_MATERIAL FOR THIS TASK_
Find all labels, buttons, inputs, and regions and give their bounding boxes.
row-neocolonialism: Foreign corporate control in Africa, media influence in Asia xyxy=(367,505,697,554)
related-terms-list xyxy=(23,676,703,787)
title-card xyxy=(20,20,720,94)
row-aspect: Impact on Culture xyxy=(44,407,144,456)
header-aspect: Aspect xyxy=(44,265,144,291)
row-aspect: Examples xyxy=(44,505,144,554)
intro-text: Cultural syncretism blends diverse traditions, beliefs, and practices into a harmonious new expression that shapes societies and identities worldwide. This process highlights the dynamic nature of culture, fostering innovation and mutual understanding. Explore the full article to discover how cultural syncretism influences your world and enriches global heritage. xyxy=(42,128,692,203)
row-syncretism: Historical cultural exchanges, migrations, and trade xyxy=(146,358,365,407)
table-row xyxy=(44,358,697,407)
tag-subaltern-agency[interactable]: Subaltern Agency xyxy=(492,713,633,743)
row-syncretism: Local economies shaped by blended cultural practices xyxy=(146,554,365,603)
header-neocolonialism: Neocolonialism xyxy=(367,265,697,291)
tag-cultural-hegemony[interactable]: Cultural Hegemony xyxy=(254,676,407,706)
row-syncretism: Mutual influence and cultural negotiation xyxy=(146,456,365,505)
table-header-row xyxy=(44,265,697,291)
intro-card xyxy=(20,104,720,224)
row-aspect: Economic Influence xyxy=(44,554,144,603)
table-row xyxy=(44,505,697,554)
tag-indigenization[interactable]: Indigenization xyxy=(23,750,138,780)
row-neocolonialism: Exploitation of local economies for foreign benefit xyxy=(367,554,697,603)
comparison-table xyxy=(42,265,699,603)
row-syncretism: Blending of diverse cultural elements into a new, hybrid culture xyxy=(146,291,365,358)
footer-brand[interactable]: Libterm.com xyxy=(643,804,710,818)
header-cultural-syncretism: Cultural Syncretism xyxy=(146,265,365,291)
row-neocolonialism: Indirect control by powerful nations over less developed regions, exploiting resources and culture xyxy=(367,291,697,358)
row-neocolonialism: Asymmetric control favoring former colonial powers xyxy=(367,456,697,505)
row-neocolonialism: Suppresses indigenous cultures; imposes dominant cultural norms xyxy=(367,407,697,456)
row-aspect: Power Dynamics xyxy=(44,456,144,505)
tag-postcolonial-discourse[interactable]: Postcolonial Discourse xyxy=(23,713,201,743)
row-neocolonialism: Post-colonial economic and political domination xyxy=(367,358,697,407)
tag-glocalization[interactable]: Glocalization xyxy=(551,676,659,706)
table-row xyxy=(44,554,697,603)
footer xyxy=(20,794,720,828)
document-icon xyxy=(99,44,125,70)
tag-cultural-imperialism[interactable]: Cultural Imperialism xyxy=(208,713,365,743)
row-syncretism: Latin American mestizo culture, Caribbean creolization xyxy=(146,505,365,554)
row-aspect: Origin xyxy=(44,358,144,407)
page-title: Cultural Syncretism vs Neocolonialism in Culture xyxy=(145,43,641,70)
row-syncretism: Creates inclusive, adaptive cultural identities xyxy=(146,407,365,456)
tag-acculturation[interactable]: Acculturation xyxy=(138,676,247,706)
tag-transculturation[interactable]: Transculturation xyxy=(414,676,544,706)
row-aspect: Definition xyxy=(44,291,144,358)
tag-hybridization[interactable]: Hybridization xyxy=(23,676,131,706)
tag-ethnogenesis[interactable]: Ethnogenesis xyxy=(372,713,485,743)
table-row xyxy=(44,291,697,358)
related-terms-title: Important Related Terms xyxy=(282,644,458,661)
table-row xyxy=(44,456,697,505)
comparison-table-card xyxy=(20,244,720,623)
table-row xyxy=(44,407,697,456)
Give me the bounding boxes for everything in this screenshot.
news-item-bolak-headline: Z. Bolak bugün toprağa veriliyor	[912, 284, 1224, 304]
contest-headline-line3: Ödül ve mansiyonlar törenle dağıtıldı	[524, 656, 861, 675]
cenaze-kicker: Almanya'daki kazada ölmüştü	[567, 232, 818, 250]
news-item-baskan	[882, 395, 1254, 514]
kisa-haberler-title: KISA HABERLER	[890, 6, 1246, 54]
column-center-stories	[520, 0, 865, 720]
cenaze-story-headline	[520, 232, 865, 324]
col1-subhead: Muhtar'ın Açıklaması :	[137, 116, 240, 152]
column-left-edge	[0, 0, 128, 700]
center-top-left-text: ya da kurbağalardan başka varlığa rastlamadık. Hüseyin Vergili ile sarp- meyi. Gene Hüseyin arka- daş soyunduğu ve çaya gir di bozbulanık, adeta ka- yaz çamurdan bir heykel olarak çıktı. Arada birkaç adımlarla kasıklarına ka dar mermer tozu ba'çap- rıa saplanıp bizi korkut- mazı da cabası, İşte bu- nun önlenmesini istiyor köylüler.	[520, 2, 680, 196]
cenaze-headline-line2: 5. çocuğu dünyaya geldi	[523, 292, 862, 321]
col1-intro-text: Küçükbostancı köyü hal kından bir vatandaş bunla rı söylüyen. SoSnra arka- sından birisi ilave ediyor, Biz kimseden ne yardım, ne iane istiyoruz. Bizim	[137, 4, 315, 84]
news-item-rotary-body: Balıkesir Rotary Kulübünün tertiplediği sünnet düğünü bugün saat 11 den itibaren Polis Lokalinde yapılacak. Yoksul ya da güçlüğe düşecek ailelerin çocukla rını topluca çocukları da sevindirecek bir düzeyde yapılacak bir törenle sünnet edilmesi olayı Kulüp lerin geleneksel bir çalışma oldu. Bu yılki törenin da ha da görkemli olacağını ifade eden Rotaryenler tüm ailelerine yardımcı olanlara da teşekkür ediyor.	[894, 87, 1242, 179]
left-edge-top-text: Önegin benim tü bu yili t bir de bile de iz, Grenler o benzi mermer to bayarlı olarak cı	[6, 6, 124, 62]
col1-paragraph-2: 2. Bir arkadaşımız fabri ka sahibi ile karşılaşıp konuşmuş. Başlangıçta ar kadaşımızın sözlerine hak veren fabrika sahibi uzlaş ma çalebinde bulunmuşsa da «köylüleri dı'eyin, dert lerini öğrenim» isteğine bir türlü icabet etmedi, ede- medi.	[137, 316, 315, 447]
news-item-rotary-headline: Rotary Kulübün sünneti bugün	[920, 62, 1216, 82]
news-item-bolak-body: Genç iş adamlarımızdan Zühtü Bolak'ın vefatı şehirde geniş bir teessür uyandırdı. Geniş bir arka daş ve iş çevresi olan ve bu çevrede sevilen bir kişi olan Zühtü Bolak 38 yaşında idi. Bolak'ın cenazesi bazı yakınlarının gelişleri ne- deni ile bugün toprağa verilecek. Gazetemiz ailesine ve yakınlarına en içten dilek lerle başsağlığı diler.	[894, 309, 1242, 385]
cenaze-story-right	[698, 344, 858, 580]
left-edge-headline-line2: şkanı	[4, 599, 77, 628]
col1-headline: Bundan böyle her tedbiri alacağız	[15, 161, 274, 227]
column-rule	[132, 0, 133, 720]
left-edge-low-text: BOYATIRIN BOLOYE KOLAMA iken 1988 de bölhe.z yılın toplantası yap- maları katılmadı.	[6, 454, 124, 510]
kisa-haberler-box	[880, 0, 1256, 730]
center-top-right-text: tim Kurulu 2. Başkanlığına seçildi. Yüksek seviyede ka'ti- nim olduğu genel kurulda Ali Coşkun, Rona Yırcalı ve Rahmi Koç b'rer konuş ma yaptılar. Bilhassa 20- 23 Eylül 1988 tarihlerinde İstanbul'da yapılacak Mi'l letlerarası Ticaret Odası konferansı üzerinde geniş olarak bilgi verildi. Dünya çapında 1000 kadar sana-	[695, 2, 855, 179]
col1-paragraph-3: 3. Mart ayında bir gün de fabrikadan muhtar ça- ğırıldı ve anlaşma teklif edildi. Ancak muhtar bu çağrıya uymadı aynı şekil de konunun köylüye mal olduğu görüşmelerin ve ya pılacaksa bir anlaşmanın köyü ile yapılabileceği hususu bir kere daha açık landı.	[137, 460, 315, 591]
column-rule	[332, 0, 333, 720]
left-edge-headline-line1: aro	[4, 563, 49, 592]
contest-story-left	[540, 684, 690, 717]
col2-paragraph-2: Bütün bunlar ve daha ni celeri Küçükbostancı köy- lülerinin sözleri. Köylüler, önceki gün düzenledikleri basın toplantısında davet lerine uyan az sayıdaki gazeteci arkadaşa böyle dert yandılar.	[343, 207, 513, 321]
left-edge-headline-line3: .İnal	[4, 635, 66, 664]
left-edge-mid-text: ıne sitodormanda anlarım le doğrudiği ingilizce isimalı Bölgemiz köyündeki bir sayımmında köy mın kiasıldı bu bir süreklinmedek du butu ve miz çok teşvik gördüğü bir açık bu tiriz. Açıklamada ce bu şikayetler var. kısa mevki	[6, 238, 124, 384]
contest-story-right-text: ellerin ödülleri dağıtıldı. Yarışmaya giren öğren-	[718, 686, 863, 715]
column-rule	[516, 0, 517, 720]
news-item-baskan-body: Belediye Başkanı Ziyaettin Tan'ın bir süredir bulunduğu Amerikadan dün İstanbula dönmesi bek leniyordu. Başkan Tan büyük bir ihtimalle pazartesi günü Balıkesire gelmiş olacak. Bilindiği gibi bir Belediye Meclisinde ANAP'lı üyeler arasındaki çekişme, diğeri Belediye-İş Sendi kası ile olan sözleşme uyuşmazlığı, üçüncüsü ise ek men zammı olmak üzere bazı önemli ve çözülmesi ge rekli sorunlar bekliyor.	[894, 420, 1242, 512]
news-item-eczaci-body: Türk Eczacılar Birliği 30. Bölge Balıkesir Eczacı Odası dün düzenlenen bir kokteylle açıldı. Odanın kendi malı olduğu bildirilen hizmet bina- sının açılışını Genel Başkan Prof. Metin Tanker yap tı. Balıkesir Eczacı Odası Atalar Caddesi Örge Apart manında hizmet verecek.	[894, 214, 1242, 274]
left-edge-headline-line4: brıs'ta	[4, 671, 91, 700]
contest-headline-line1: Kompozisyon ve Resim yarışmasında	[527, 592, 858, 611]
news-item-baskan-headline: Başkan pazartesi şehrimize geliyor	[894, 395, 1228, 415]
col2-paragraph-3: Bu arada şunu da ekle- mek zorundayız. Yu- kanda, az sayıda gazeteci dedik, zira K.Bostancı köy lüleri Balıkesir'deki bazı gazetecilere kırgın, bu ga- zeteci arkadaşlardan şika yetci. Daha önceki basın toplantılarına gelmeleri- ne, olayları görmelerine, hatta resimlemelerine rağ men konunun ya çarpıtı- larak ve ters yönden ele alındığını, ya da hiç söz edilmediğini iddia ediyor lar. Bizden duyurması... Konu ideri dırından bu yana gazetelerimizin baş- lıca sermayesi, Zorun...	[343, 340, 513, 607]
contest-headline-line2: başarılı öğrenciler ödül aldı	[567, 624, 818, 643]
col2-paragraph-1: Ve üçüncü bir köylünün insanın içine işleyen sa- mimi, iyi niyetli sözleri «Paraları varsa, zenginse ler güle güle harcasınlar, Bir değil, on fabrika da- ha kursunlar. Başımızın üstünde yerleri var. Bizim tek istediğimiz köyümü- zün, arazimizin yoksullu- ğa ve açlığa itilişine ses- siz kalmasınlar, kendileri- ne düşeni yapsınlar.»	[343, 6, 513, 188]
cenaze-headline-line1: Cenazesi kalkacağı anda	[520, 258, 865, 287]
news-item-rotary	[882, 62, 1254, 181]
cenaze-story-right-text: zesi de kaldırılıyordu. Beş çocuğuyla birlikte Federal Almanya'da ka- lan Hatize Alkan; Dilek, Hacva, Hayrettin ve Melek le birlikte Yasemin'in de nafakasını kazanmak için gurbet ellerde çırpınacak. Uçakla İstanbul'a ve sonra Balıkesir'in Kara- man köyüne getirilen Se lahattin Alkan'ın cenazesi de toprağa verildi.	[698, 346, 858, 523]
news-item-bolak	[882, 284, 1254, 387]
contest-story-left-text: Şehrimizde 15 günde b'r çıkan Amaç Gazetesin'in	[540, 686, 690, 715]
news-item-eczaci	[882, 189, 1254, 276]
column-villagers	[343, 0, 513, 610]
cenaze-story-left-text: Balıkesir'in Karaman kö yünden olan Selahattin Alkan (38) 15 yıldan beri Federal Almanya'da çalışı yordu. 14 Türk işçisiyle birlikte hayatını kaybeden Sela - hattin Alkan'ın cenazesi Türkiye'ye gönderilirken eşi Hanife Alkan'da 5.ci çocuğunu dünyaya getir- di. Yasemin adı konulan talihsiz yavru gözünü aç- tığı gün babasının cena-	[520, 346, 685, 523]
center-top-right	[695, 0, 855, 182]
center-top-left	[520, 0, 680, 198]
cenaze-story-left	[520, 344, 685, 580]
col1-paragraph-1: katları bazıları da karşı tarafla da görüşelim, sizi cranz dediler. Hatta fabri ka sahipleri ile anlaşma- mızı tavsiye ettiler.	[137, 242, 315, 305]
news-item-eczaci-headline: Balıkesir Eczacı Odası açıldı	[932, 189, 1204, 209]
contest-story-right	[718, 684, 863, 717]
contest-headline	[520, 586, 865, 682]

_THE TASK_
Your answer is a single number: the count of lines in the records holding the string "into".

_REPLY_
2